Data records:
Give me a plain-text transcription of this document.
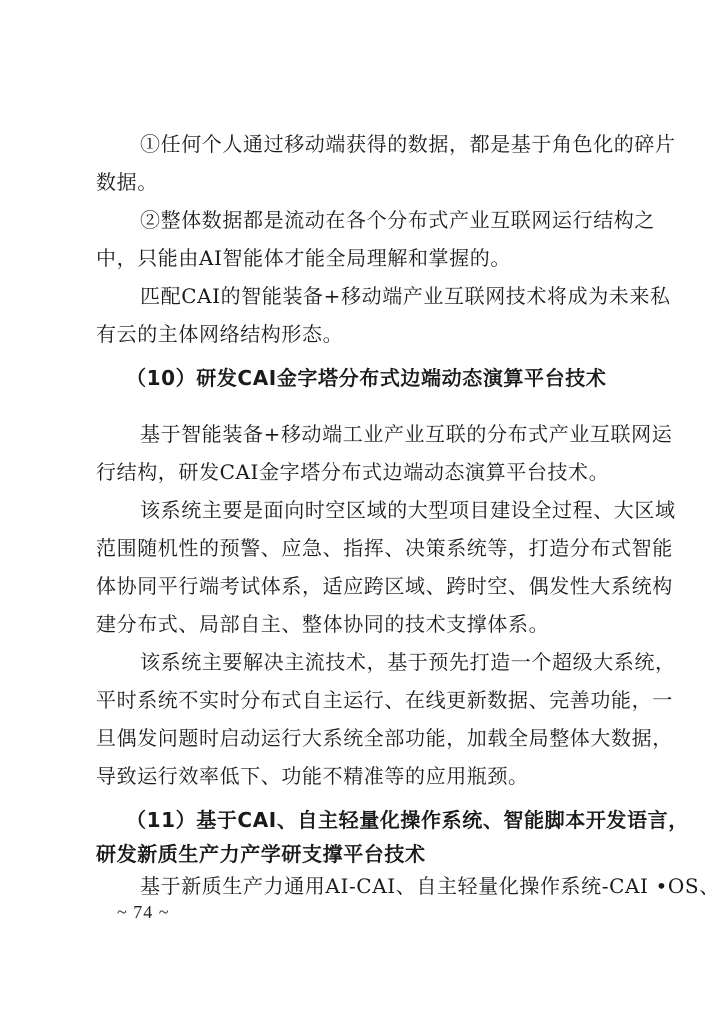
①任何个人通过移动端获得的数据，都是基于角色化的碎片
数据。
②整体数据都是流动在各个分布式产业互联网运行结构之
中，只能由AI智能体才能全局理解和掌握的。
匹配CAI的智能装备+移动端产业互联网技术将成为未来私
有云的主体网络结构形态。
（10）研发CAI金字塔分布式边端动态演算平台技术
基于智能装备+移动端工业产业互联的分布式产业互联网运
行结构，研发CAI金字塔分布式边端动态演算平台技术。
该系统主要是面向时空区域的大型项目建设全过程、大区域
范围随机性的预警、应急、指挥、决策系统等，打造分布式智能
体协同平行端考试体系，适应跨区域、跨时空、偶发性大系统构
建分布式、局部自主、整体协同的技术支撑体系。
该系统主要解决主流技术，基于预先打造一个超级大系统，
平时系统不实时分布式自主运行、在线更新数据、完善功能，一
旦偶发问题时启动运行大系统全部功能，加载全局整体大数据，
导致运行效率低下、功能不精准等的应用瓶颈。
（11）基于CAI、自主轻量化操作系统、智能脚本开发语言，
研发新质生产力产学研支撑平台技术
基于新质生产力通用AI-CAI、自主轻量化操作系统-CAI •OS、
~ 74 ~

DIRECTIONS FOR THIS TASK - Note each line of the entries that has "自主轻量化操作系统" in it, and copy those lines.

EXERCISE RESPONSE -
（11）基于CAI、自主轻量化操作系统、智能脚本开发语言，
基于新质生产力通用AI-CAI、自主轻量化操作系统-CAI •OS、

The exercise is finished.